### What this task involves
Please transcribe the data that follows without the pictures, keeping every word the same.

### Excerpted data
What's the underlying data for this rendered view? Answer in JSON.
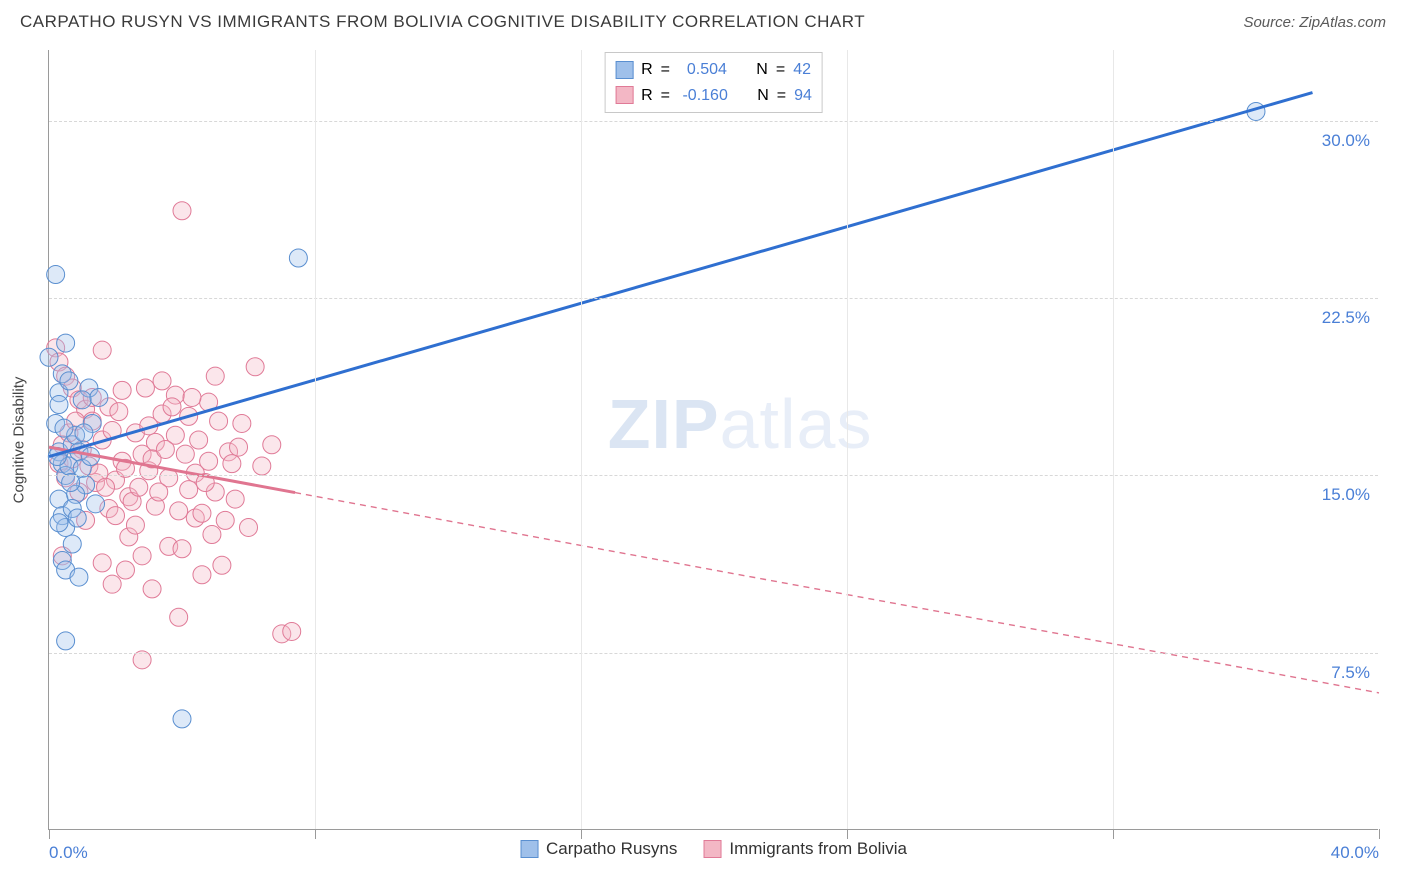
{
  "title": "CARPATHO RUSYN VS IMMIGRANTS FROM BOLIVIA COGNITIVE DISABILITY CORRELATION CHART",
  "source_label": "Source: ZipAtlas.com",
  "watermark": {
    "bold": "ZIP",
    "light": "atlas"
  },
  "y_axis_label": "Cognitive Disability",
  "chart": {
    "type": "scatter",
    "background_color": "#ffffff",
    "grid_color_h": "#d8d8d8",
    "grid_color_v": "#e8e8e8",
    "axis_color": "#9a9a9a",
    "xlim": [
      0,
      40
    ],
    "ylim": [
      0,
      33
    ],
    "x_ticks": [
      0,
      8,
      16,
      24,
      32,
      40
    ],
    "x_tick_labels": [
      "0.0%",
      "",
      "",
      "",
      "",
      "40.0%"
    ],
    "y_ticks": [
      7.5,
      15.0,
      22.5,
      30.0
    ],
    "y_tick_labels": [
      "7.5%",
      "15.0%",
      "22.5%",
      "30.0%"
    ],
    "marker_radius": 9,
    "marker_opacity": 0.35,
    "line_width_solid": 3,
    "line_width_dash": 1.4,
    "dash_pattern": "6 5"
  },
  "series": {
    "a": {
      "label": "Carpatho Rusyns",
      "color_fill": "#9fc0ea",
      "color_stroke": "#5a8fd0",
      "line_color": "#2f6fd0",
      "R": "0.504",
      "N": "42",
      "trend": {
        "x1": 0.0,
        "y1": 15.8,
        "x2": 38.0,
        "y2": 31.2,
        "solid_until_x": 38.0
      },
      "points": [
        [
          0.0,
          20.0
        ],
        [
          0.2,
          23.5
        ],
        [
          0.3,
          18.5
        ],
        [
          0.3,
          18.0
        ],
        [
          0.4,
          19.3
        ],
        [
          0.5,
          20.6
        ],
        [
          0.2,
          17.2
        ],
        [
          0.3,
          16.0
        ],
        [
          0.4,
          15.5
        ],
        [
          0.5,
          15.0
        ],
        [
          0.6,
          15.4
        ],
        [
          0.7,
          16.3
        ],
        [
          0.8,
          16.7
        ],
        [
          0.9,
          16.0
        ],
        [
          1.0,
          15.3
        ],
        [
          1.1,
          14.6
        ],
        [
          1.2,
          18.7
        ],
        [
          1.4,
          13.8
        ],
        [
          0.3,
          14.0
        ],
        [
          0.4,
          13.3
        ],
        [
          0.5,
          12.8
        ],
        [
          0.7,
          12.1
        ],
        [
          0.4,
          11.4
        ],
        [
          0.5,
          11.0
        ],
        [
          0.9,
          10.7
        ],
        [
          0.5,
          8.0
        ],
        [
          4.0,
          4.7
        ],
        [
          7.5,
          24.2
        ],
        [
          0.6,
          19.0
        ],
        [
          0.3,
          13.0
        ],
        [
          0.8,
          14.2
        ],
        [
          1.3,
          17.2
        ],
        [
          0.7,
          13.6
        ],
        [
          1.0,
          18.2
        ],
        [
          36.3,
          30.4
        ],
        [
          0.25,
          15.8
        ],
        [
          0.45,
          17.0
        ],
        [
          0.65,
          14.7
        ],
        [
          0.85,
          13.2
        ],
        [
          1.05,
          16.8
        ],
        [
          1.25,
          15.8
        ],
        [
          1.5,
          18.3
        ]
      ]
    },
    "b": {
      "label": "Immigrants from Bolivia",
      "color_fill": "#f3b7c5",
      "color_stroke": "#e07a97",
      "line_color": "#e07590",
      "R": "-0.160",
      "N": "94",
      "trend": {
        "x1": 0.0,
        "y1": 16.2,
        "x2": 40.0,
        "y2": 5.8,
        "solid_until_x": 7.4
      },
      "points": [
        [
          0.2,
          20.4
        ],
        [
          0.3,
          19.8
        ],
        [
          0.5,
          19.2
        ],
        [
          0.7,
          18.7
        ],
        [
          0.9,
          18.2
        ],
        [
          1.1,
          17.8
        ],
        [
          1.3,
          17.3
        ],
        [
          1.6,
          20.3
        ],
        [
          1.8,
          13.6
        ],
        [
          2.0,
          14.8
        ],
        [
          2.2,
          15.6
        ],
        [
          2.4,
          12.4
        ],
        [
          2.6,
          16.8
        ],
        [
          2.8,
          11.6
        ],
        [
          3.0,
          15.2
        ],
        [
          3.2,
          16.4
        ],
        [
          3.4,
          17.6
        ],
        [
          3.6,
          12.0
        ],
        [
          3.8,
          18.4
        ],
        [
          4.0,
          26.2
        ],
        [
          4.2,
          14.4
        ],
        [
          4.4,
          13.2
        ],
        [
          4.6,
          10.8
        ],
        [
          4.8,
          15.6
        ],
        [
          5.0,
          19.2
        ],
        [
          5.2,
          11.2
        ],
        [
          5.4,
          16.0
        ],
        [
          5.6,
          14.0
        ],
        [
          5.8,
          17.2
        ],
        [
          6.0,
          12.8
        ],
        [
          6.2,
          19.6
        ],
        [
          6.4,
          15.4
        ],
        [
          6.7,
          16.3
        ],
        [
          7.0,
          8.3
        ],
        [
          7.3,
          8.4
        ],
        [
          5.7,
          16.2
        ],
        [
          0.4,
          16.3
        ],
        [
          0.6,
          16.8
        ],
        [
          0.8,
          17.3
        ],
        [
          1.0,
          16.1
        ],
        [
          1.2,
          15.4
        ],
        [
          1.4,
          14.7
        ],
        [
          1.6,
          16.5
        ],
        [
          1.8,
          17.9
        ],
        [
          2.0,
          13.3
        ],
        [
          2.2,
          18.6
        ],
        [
          2.4,
          14.1
        ],
        [
          2.6,
          12.9
        ],
        [
          2.8,
          15.9
        ],
        [
          3.0,
          17.1
        ],
        [
          3.2,
          13.7
        ],
        [
          3.4,
          19.0
        ],
        [
          3.6,
          14.9
        ],
        [
          3.8,
          16.7
        ],
        [
          4.0,
          11.9
        ],
        [
          4.2,
          17.5
        ],
        [
          4.4,
          15.1
        ],
        [
          4.6,
          13.4
        ],
        [
          4.8,
          18.1
        ],
        [
          5.0,
          14.3
        ],
        [
          0.3,
          15.5
        ],
        [
          0.5,
          14.9
        ],
        [
          0.7,
          15.7
        ],
        [
          0.9,
          14.3
        ],
        [
          1.1,
          13.1
        ],
        [
          1.3,
          18.3
        ],
        [
          1.5,
          15.1
        ],
        [
          1.7,
          14.5
        ],
        [
          1.9,
          16.9
        ],
        [
          2.1,
          17.7
        ],
        [
          2.3,
          15.3
        ],
        [
          2.5,
          13.9
        ],
        [
          2.7,
          14.5
        ],
        [
          2.9,
          18.7
        ],
        [
          3.1,
          15.7
        ],
        [
          3.3,
          14.3
        ],
        [
          3.5,
          16.1
        ],
        [
          3.7,
          17.9
        ],
        [
          3.9,
          13.5
        ],
        [
          4.1,
          15.9
        ],
        [
          4.3,
          18.3
        ],
        [
          4.5,
          16.5
        ],
        [
          4.7,
          14.7
        ],
        [
          4.9,
          12.5
        ],
        [
          5.1,
          17.3
        ],
        [
          5.3,
          13.1
        ],
        [
          5.5,
          15.5
        ],
        [
          2.3,
          11.0
        ],
        [
          1.9,
          10.4
        ],
        [
          2.8,
          7.2
        ],
        [
          0.4,
          11.6
        ],
        [
          1.6,
          11.3
        ],
        [
          3.1,
          10.2
        ],
        [
          3.9,
          9.0
        ]
      ]
    }
  },
  "stats_legend": {
    "R_label": "R",
    "N_label": "N",
    "eq": "="
  }
}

### Task answer
What's the underlying data for this rendered view? Answer in JSON.
{
  "title": "CARPATHO RUSYN VS IMMIGRANTS FROM BOLIVIA COGNITIVE DISABILITY CORRELATION CHART",
  "source_label": "Source: ZipAtlas.com",
  "watermark": {
    "bold": "ZIP",
    "light": "atlas"
  },
  "y_axis_label": "Cognitive Disability",
  "chart": {
    "type": "scatter",
    "background_color": "#ffffff",
    "grid_color_h": "#d8d8d8",
    "grid_color_v": "#e8e8e8",
    "axis_color": "#9a9a9a",
    "xlim": [
      0,
      40
    ],
    "ylim": [
      0,
      33
    ],
    "x_ticks": [
      0,
      8,
      16,
      24,
      32,
      40
    ],
    "x_tick_labels": [
      "0.0%",
      "",
      "",
      "",
      "",
      "40.0%"
    ],
    "y_ticks": [
      7.5,
      15.0,
      22.5,
      30.0
    ],
    "y_tick_labels": [
      "7.5%",
      "15.0%",
      "22.5%",
      "30.0%"
    ],
    "marker_radius": 9,
    "marker_opacity": 0.35,
    "line_width_solid": 3,
    "line_width_dash": 1.4,
    "dash_pattern": "6 5"
  },
  "series": {
    "a": {
      "label": "Carpatho Rusyns",
      "color_fill": "#9fc0ea",
      "color_stroke": "#5a8fd0",
      "line_color": "#2f6fd0",
      "R": "0.504",
      "N": "42",
      "trend": {
        "x1": 0.0,
        "y1": 15.8,
        "x2": 38.0,
        "y2": 31.2,
        "solid_until_x": 38.0
      },
      "points": [
        [
          0.0,
          20.0
        ],
        [
          0.2,
          23.5
        ],
        [
          0.3,
          18.5
        ],
        [
          0.3,
          18.0
        ],
        [
          0.4,
          19.3
        ],
        [
          0.5,
          20.6
        ],
        [
          0.2,
          17.2
        ],
        [
          0.3,
          16.0
        ],
        [
          0.4,
          15.5
        ],
        [
          0.5,
          15.0
        ],
        [
          0.6,
          15.4
        ],
        [
          0.7,
          16.3
        ],
        [
          0.8,
          16.7
        ],
        [
          0.9,
          16.0
        ],
        [
          1.0,
          15.3
        ],
        [
          1.1,
          14.6
        ],
        [
          1.2,
          18.7
        ],
        [
          1.4,
          13.8
        ],
        [
          0.3,
          14.0
        ],
        [
          0.4,
          13.3
        ],
        [
          0.5,
          12.8
        ],
        [
          0.7,
          12.1
        ],
        [
          0.4,
          11.4
        ],
        [
          0.5,
          11.0
        ],
        [
          0.9,
          10.7
        ],
        [
          0.5,
          8.0
        ],
        [
          4.0,
          4.7
        ],
        [
          7.5,
          24.2
        ],
        [
          0.6,
          19.0
        ],
        [
          0.3,
          13.0
        ],
        [
          0.8,
          14.2
        ],
        [
          1.3,
          17.2
        ],
        [
          0.7,
          13.6
        ],
        [
          1.0,
          18.2
        ],
        [
          36.3,
          30.4
        ],
        [
          0.25,
          15.8
        ],
        [
          0.45,
          17.0
        ],
        [
          0.65,
          14.7
        ],
        [
          0.85,
          13.2
        ],
        [
          1.05,
          16.8
        ],
        [
          1.25,
          15.8
        ],
        [
          1.5,
          18.3
        ]
      ]
    },
    "b": {
      "label": "Immigrants from Bolivia",
      "color_fill": "#f3b7c5",
      "color_stroke": "#e07a97",
      "line_color": "#e07590",
      "R": "-0.160",
      "N": "94",
      "trend": {
        "x1": 0.0,
        "y1": 16.2,
        "x2": 40.0,
        "y2": 5.8,
        "solid_until_x": 7.4
      },
      "points": [
        [
          0.2,
          20.4
        ],
        [
          0.3,
          19.8
        ],
        [
          0.5,
          19.2
        ],
        [
          0.7,
          18.7
        ],
        [
          0.9,
          18.2
        ],
        [
          1.1,
          17.8
        ],
        [
          1.3,
          17.3
        ],
        [
          1.6,
          20.3
        ],
        [
          1.8,
          13.6
        ],
        [
          2.0,
          14.8
        ],
        [
          2.2,
          15.6
        ],
        [
          2.4,
          12.4
        ],
        [
          2.6,
          16.8
        ],
        [
          2.8,
          11.6
        ],
        [
          3.0,
          15.2
        ],
        [
          3.2,
          16.4
        ],
        [
          3.4,
          17.6
        ],
        [
          3.6,
          12.0
        ],
        [
          3.8,
          18.4
        ],
        [
          4.0,
          26.2
        ],
        [
          4.2,
          14.4
        ],
        [
          4.4,
          13.2
        ],
        [
          4.6,
          10.8
        ],
        [
          4.8,
          15.6
        ],
        [
          5.0,
          19.2
        ],
        [
          5.2,
          11.2
        ],
        [
          5.4,
          16.0
        ],
        [
          5.6,
          14.0
        ],
        [
          5.8,
          17.2
        ],
        [
          6.0,
          12.8
        ],
        [
          6.2,
          19.6
        ],
        [
          6.4,
          15.4
        ],
        [
          6.7,
          16.3
        ],
        [
          7.0,
          8.3
        ],
        [
          7.3,
          8.4
        ],
        [
          5.7,
          16.2
        ],
        [
          0.4,
          16.3
        ],
        [
          0.6,
          16.8
        ],
        [
          0.8,
          17.3
        ],
        [
          1.0,
          16.1
        ],
        [
          1.2,
          15.4
        ],
        [
          1.4,
          14.7
        ],
        [
          1.6,
          16.5
        ],
        [
          1.8,
          17.9
        ],
        [
          2.0,
          13.3
        ],
        [
          2.2,
          18.6
        ],
        [
          2.4,
          14.1
        ],
        [
          2.6,
          12.9
        ],
        [
          2.8,
          15.9
        ],
        [
          3.0,
          17.1
        ],
        [
          3.2,
          13.7
        ],
        [
          3.4,
          19.0
        ],
        [
          3.6,
          14.9
        ],
        [
          3.8,
          16.7
        ],
        [
          4.0,
          11.9
        ],
        [
          4.2,
          17.5
        ],
        [
          4.4,
          15.1
        ],
        [
          4.6,
          13.4
        ],
        [
          4.8,
          18.1
        ],
        [
          5.0,
          14.3
        ],
        [
          0.3,
          15.5
        ],
        [
          0.5,
          14.9
        ],
        [
          0.7,
          15.7
        ],
        [
          0.9,
          14.3
        ],
        [
          1.1,
          13.1
        ],
        [
          1.3,
          18.3
        ],
        [
          1.5,
          15.1
        ],
        [
          1.7,
          14.5
        ],
        [
          1.9,
          16.9
        ],
        [
          2.1,
          17.7
        ],
        [
          2.3,
          15.3
        ],
        [
          2.5,
          13.9
        ],
        [
          2.7,
          14.5
        ],
        [
          2.9,
          18.7
        ],
        [
          3.1,
          15.7
        ],
        [
          3.3,
          14.3
        ],
        [
          3.5,
          16.1
        ],
        [
          3.7,
          17.9
        ],
        [
          3.9,
          13.5
        ],
        [
          4.1,
          15.9
        ],
        [
          4.3,
          18.3
        ],
        [
          4.5,
          16.5
        ],
        [
          4.7,
          14.7
        ],
        [
          4.9,
          12.5
        ],
        [
          5.1,
          17.3
        ],
        [
          5.3,
          13.1
        ],
        [
          5.5,
          15.5
        ],
        [
          2.3,
          11.0
        ],
        [
          1.9,
          10.4
        ],
        [
          2.8,
          7.2
        ],
        [
          0.4,
          11.6
        ],
        [
          1.6,
          11.3
        ],
        [
          3.1,
          10.2
        ],
        [
          3.9,
          9.0
        ]
      ]
    }
  },
  "stats_legend": {
    "R_label": "R",
    "N_label": "N",
    "eq": "="
  }
}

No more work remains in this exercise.